> **Work instructions**
Print the entries below in their entirety, exactly as they are written.

> **Available data**

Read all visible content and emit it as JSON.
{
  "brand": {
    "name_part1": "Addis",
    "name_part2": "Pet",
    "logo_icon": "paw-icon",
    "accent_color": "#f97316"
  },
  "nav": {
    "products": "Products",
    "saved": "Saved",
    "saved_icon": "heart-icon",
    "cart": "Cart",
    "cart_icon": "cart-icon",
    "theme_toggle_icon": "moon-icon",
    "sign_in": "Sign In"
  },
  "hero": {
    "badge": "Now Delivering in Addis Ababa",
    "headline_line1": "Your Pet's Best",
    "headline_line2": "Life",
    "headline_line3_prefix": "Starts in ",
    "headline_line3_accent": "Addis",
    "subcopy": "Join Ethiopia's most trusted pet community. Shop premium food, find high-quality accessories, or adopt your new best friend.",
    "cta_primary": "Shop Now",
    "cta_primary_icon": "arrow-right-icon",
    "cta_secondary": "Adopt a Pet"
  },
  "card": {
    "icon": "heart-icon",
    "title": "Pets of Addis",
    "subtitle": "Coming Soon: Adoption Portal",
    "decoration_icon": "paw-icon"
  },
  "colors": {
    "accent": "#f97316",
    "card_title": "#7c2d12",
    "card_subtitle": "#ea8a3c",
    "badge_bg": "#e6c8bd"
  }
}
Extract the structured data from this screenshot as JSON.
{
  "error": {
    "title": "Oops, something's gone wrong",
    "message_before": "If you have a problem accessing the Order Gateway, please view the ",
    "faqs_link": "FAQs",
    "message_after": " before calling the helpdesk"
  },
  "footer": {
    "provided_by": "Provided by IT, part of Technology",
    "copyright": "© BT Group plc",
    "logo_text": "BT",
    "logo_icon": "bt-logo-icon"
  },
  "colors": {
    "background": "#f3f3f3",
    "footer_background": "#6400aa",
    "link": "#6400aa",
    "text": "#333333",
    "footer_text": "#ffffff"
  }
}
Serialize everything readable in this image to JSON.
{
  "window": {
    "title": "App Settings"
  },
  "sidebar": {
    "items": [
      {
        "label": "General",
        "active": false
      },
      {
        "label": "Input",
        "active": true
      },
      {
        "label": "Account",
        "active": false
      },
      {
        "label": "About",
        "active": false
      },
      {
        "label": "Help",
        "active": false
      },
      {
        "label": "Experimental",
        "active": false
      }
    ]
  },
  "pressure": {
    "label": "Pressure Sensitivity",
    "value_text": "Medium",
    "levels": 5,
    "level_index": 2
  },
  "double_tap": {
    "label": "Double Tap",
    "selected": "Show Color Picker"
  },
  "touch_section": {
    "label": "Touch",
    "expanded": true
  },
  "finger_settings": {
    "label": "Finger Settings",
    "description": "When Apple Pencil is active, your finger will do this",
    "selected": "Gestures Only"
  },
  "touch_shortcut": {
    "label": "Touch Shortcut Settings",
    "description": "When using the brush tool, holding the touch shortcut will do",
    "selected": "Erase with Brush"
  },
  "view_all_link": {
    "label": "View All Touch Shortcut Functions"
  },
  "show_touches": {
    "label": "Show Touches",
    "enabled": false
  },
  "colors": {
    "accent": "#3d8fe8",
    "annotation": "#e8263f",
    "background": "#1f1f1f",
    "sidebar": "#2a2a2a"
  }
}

> **Correct result**
Read all visible content and emit it as JSON.
{
  "brand": {
    "name_part1": "Addis",
    "name_part2": "Pet",
    "logo_icon": "paw-icon",
    "accent_color": "#f97316"
  },
  "nav": {
    "products": "Products",
    "saved": "Saved",
    "saved_icon": "heart-icon",
    "cart": "Cart",
    "cart_icon": "cart-icon",
    "theme_toggle_icon": "moon-icon",
    "sign_in": "Sign In"
  },
  "hero": {
    "badge": "Now Delivering in Addis Ababa",
    "headline_line1": "Your Pet's Best",
    "headline_line2": "Life",
    "headline_line3_prefix": "Starts in ",
    "headline_line3_accent": "Addis",
    "subcopy": "Join Ethiopia's most trusted pet community. Shop premium food, find high-quality accessories, or adopt your new best friend.",
    "cta_primary": "Shop Now",
    "cta_primary_icon": "arrow-right-icon",
    "cta_secondary": "Adopt a Pet"
  },
  "card": {
    "icon": "heart-icon",
    "title": "Pets of Addis",
    "subtitle": "Coming Soon: Adoption Portal",
    "decoration_icon": "paw-icon"
  },
  "colors": {
    "accent": "#f97316",
    "card_title": "#7c2d12",
    "card_subtitle": "#ea8a3c",
    "badge_bg": "#e6c8bd"
  }
}
Extract the structured data from this screenshot as JSON.
{
  "error": {
    "title": "Oops, something's gone wrong",
    "message_before": "If you have a problem accessing the Order Gateway, please view the ",
    "faqs_link": "FAQs",
    "message_after": " before calling the helpdesk"
  },
  "footer": {
    "provided_by": "Provided by IT, part of Technology",
    "copyright": "© BT Group plc",
    "logo_text": "BT",
    "logo_icon": "bt-logo-icon"
  },
  "colors": {
    "background": "#f3f3f3",
    "footer_background": "#6400aa",
    "link": "#6400aa",
    "text": "#333333",
    "footer_text": "#ffffff"
  }
}
Serialize everything readable in this image to JSON.
{
  "window": {
    "title": "App Settings"
  },
  "sidebar": {
    "items": [
      {
        "label": "General",
        "active": false
      },
      {
        "label": "Input",
        "active": true
      },
      {
        "label": "Account",
        "active": false
      },
      {
        "label": "About",
        "active": false
      },
      {
        "label": "Help",
        "active": false
      },
      {
        "label": "Experimental",
        "active": false
      }
    ]
  },
  "pressure": {
    "label": "Pressure Sensitivity",
    "value_text": "Medium",
    "levels": 5,
    "level_index": 2
  },
  "double_tap": {
    "label": "Double Tap",
    "selected": "Show Color Picker"
  },
  "touch_section": {
    "label": "Touch",
    "expanded": true
  },
  "finger_settings": {
    "label": "Finger Settings",
    "description": "When Apple Pencil is active, your finger will do this",
    "selected": "Gestures Only"
  },
  "touch_shortcut": {
    "label": "Touch Shortcut Settings",
    "description": "When using the brush tool, holding the touch shortcut will do",
    "selected": "Erase with Brush"
  },
  "view_all_link": {
    "label": "View All Touch Shortcut Functions"
  },
  "show_touches": {
    "label": "Show Touches",
    "enabled": false
  },
  "colors": {
    "accent": "#3d8fe8",
    "annotation": "#e8263f",
    "background": "#1f1f1f",
    "sidebar": "#2a2a2a"
  }
}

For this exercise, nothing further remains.